> _Task_: The data below should be printed in full, exactly, and without any of its images.
--
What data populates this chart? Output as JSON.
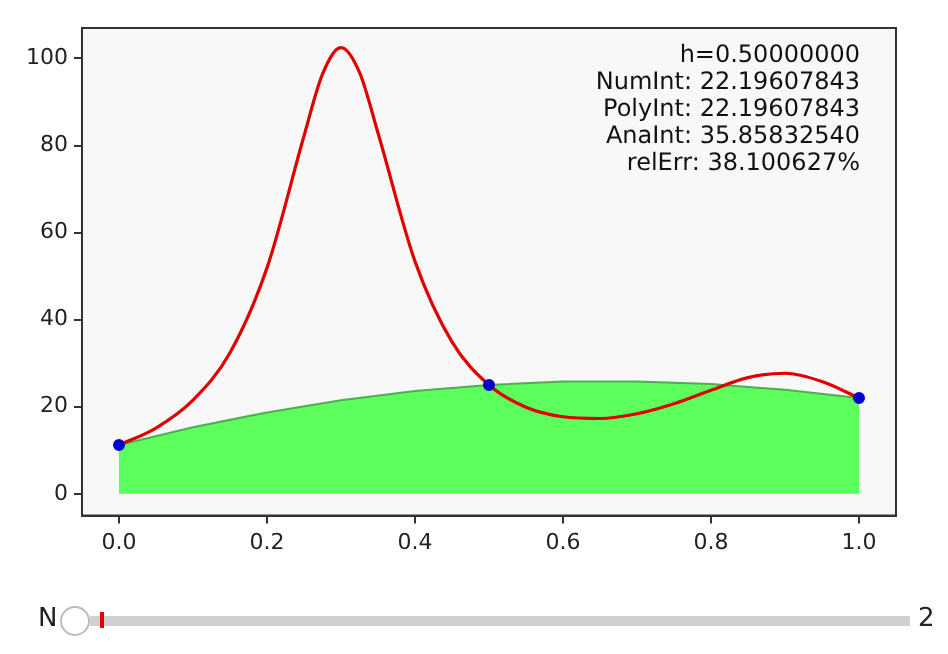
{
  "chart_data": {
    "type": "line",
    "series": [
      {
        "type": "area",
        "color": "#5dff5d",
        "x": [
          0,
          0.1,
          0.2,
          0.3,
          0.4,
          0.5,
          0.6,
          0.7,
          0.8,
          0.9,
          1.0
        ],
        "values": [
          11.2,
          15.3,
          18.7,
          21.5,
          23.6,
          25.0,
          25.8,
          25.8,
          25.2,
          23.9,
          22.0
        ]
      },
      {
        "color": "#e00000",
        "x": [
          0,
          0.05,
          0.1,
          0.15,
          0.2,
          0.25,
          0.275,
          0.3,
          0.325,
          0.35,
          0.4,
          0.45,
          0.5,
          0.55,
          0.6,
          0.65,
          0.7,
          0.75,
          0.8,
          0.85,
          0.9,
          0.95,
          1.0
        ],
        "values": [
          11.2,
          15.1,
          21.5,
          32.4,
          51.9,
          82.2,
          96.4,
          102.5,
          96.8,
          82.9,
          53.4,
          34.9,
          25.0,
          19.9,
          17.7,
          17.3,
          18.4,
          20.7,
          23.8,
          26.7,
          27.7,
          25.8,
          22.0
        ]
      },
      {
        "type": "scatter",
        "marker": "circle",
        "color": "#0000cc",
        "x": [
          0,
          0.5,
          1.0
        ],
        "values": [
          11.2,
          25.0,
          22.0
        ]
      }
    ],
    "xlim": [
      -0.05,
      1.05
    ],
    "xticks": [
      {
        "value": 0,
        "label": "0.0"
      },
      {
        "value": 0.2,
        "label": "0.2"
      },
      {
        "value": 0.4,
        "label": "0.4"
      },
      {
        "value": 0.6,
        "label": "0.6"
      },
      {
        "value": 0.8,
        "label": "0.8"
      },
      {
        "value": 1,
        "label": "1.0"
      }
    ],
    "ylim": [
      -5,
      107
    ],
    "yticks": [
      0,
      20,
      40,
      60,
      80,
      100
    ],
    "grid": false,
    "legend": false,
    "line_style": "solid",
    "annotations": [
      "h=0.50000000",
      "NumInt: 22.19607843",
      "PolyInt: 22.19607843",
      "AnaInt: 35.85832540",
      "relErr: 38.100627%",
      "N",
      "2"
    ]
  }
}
--
> _Solution_:
What data populates this chart? Output as JSON.
{
  "chart_data": {
    "type": "line",
    "series": [
      {
        "type": "area",
        "color": "#5dff5d",
        "x": [
          0,
          0.1,
          0.2,
          0.3,
          0.4,
          0.5,
          0.6,
          0.7,
          0.8,
          0.9,
          1.0
        ],
        "values": [
          11.2,
          15.3,
          18.7,
          21.5,
          23.6,
          25.0,
          25.8,
          25.8,
          25.2,
          23.9,
          22.0
        ]
      },
      {
        "color": "#e00000",
        "x": [
          0,
          0.05,
          0.1,
          0.15,
          0.2,
          0.25,
          0.275,
          0.3,
          0.325,
          0.35,
          0.4,
          0.45,
          0.5,
          0.55,
          0.6,
          0.65,
          0.7,
          0.75,
          0.8,
          0.85,
          0.9,
          0.95,
          1.0
        ],
        "values": [
          11.2,
          15.1,
          21.5,
          32.4,
          51.9,
          82.2,
          96.4,
          102.5,
          96.8,
          82.9,
          53.4,
          34.9,
          25.0,
          19.9,
          17.7,
          17.3,
          18.4,
          20.7,
          23.8,
          26.7,
          27.7,
          25.8,
          22.0
        ]
      },
      {
        "type": "scatter",
        "marker": "circle",
        "color": "#0000cc",
        "x": [
          0,
          0.5,
          1.0
        ],
        "values": [
          11.2,
          25.0,
          22.0
        ]
      }
    ],
    "xlim": [
      -0.05,
      1.05
    ],
    "xticks": [
      {
        "value": 0,
        "label": "0.0"
      },
      {
        "value": 0.2,
        "label": "0.2"
      },
      {
        "value": 0.4,
        "label": "0.4"
      },
      {
        "value": 0.6,
        "label": "0.6"
      },
      {
        "value": 0.8,
        "label": "0.8"
      },
      {
        "value": 1,
        "label": "1.0"
      }
    ],
    "ylim": [
      -5,
      107
    ],
    "yticks": [
      0,
      20,
      40,
      60,
      80,
      100
    ],
    "grid": false,
    "legend": false,
    "line_style": "solid",
    "annotations": [
      "h=0.50000000",
      "NumInt: 22.19607843",
      "PolyInt: 22.19607843",
      "AnaInt: 35.85832540",
      "relErr: 38.100627%",
      "N",
      "2"
    ]
  }
}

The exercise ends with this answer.